— Material to process —

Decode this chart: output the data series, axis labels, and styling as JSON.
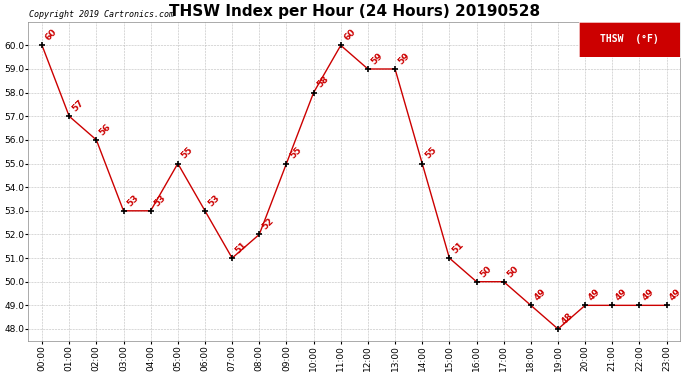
{
  "title": "THSW Index per Hour (24 Hours) 20190528",
  "copyright": "Copyright 2019 Cartronics.com",
  "legend_label": "THSW  (°F)",
  "hours": [
    0,
    1,
    2,
    3,
    4,
    5,
    6,
    7,
    8,
    9,
    10,
    11,
    12,
    13,
    14,
    15,
    16,
    17,
    18,
    19,
    20,
    21,
    22,
    23
  ],
  "values": [
    60,
    57,
    56,
    53,
    53,
    55,
    53,
    51,
    52,
    55,
    58,
    60,
    59,
    59,
    55,
    51,
    50,
    50,
    49,
    48,
    49,
    49,
    49,
    49
  ],
  "x_labels": [
    "00:00",
    "01:00",
    "02:00",
    "03:00",
    "04:00",
    "05:00",
    "06:00",
    "07:00",
    "08:00",
    "09:00",
    "10:00",
    "11:00",
    "12:00",
    "13:00",
    "14:00",
    "15:00",
    "16:00",
    "17:00",
    "18:00",
    "19:00",
    "20:00",
    "21:00",
    "22:00",
    "23:00"
  ],
  "ylim": [
    47.5,
    61.0
  ],
  "yticks": [
    48.0,
    49.0,
    50.0,
    51.0,
    52.0,
    53.0,
    54.0,
    55.0,
    56.0,
    57.0,
    58.0,
    59.0,
    60.0
  ],
  "line_color": "#cc0000",
  "marker_color": "#000000",
  "label_color": "#cc0000",
  "background_color": "#ffffff",
  "grid_color": "#bbbbbb",
  "title_fontsize": 11,
  "label_fontsize": 6.5,
  "tick_fontsize": 6.5,
  "copyright_fontsize": 6.0
}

— Exercise details —
Your copy should match the records word for word, with the pictures removed.

— Result for this exercise —
Decode this chart: output the data series, axis labels, and styling as JSON.
{
  "title": "THSW Index per Hour (24 Hours) 20190528",
  "copyright": "Copyright 2019 Cartronics.com",
  "legend_label": "THSW  (°F)",
  "hours": [
    0,
    1,
    2,
    3,
    4,
    5,
    6,
    7,
    8,
    9,
    10,
    11,
    12,
    13,
    14,
    15,
    16,
    17,
    18,
    19,
    20,
    21,
    22,
    23
  ],
  "values": [
    60,
    57,
    56,
    53,
    53,
    55,
    53,
    51,
    52,
    55,
    58,
    60,
    59,
    59,
    55,
    51,
    50,
    50,
    49,
    48,
    49,
    49,
    49,
    49
  ],
  "x_labels": [
    "00:00",
    "01:00",
    "02:00",
    "03:00",
    "04:00",
    "05:00",
    "06:00",
    "07:00",
    "08:00",
    "09:00",
    "10:00",
    "11:00",
    "12:00",
    "13:00",
    "14:00",
    "15:00",
    "16:00",
    "17:00",
    "18:00",
    "19:00",
    "20:00",
    "21:00",
    "22:00",
    "23:00"
  ],
  "ylim": [
    47.5,
    61.0
  ],
  "yticks": [
    48.0,
    49.0,
    50.0,
    51.0,
    52.0,
    53.0,
    54.0,
    55.0,
    56.0,
    57.0,
    58.0,
    59.0,
    60.0
  ],
  "line_color": "#cc0000",
  "marker_color": "#000000",
  "label_color": "#cc0000",
  "background_color": "#ffffff",
  "grid_color": "#bbbbbb",
  "title_fontsize": 11,
  "label_fontsize": 6.5,
  "tick_fontsize": 6.5,
  "copyright_fontsize": 6.0
}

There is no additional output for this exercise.